### [WHAT IS ASKED]
Rewrite the stretch of items from the very start through the line containing "The axially outermost", changing "developed view" to "flattened view" and keeping everything else the same.

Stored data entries
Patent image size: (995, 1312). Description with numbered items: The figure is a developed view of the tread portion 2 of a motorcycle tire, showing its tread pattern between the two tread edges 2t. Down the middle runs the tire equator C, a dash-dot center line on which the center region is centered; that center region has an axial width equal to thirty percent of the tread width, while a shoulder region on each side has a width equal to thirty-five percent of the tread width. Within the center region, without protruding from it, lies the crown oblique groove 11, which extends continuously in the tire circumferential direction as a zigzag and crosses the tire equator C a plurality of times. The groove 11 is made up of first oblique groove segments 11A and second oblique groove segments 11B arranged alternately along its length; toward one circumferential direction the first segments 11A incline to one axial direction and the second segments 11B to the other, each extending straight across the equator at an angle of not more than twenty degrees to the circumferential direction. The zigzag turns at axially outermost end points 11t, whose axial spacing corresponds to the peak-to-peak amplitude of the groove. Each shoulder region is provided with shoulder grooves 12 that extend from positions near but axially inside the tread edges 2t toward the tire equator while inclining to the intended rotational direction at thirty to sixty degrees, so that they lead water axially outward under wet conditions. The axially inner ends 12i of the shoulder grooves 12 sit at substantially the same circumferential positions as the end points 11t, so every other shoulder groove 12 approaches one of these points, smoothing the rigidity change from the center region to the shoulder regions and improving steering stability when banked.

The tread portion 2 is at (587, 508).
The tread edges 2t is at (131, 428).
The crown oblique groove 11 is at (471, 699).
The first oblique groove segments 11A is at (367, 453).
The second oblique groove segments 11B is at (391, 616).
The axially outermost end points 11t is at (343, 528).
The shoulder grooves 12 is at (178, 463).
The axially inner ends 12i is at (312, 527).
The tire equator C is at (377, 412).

### [RESULT FOR THIS TASK]
Patent image size: (995, 1312). Description with numbered items: The figure is a flattened view of the tread portion 2 of a motorcycle tire, showing its tread pattern between the two tread edges 2t. Down the middle runs the tire equator C, a dash-dot center line on which the center region is centered; that center region has an axial width equal to thirty percent of the tread width, while a shoulder region on each side has a width equal to thirty-five percent of the tread width. Within the center region, without protruding from it, lies the crown oblique groove 11, which extends continuously in the tire circumferential direction as a zigzag and crosses the tire equator C a plurality of times. The groove 11 is made up of first oblique groove segments 11A and second oblique groove segments 11B arranged alternately along its length; toward one circumferential direction the first segments 11A incline to one axial direction and the second segments 11B to the other, each extending straight across the equator at an angle of not more than twenty degrees to the circumferential direction. The zigzag turns at axially outermost end points 11t, whose axial spacing corresponds to the peak-to-peak amplitude of the groove. Each shoulder region is provided with shoulder grooves 12 that extend from positions near but axially inside the tread edges 2t toward the tire equator while inclining to the intended rotational direction at thirty to sixty degrees, so that they lead water axially outward under wet conditions. The axially inner ends 12i of the shoulder grooves 12 sit at substantially the same circumferential positions as the end points 11t, so every other shoulder groove 12 approaches one of these points, smoothing the rigidity change from the center region to the shoulder regions and improving steering stability when banked.

The tread portion 2 is at (587, 508).
The tread edges 2t is at (131, 428).
The crown oblique groove 11 is at (471, 699).
The first oblique groove segments 11A is at (367, 453).
The second oblique groove segments 11B is at (391, 616).
The axially outermost end points 11t is at (343, 528).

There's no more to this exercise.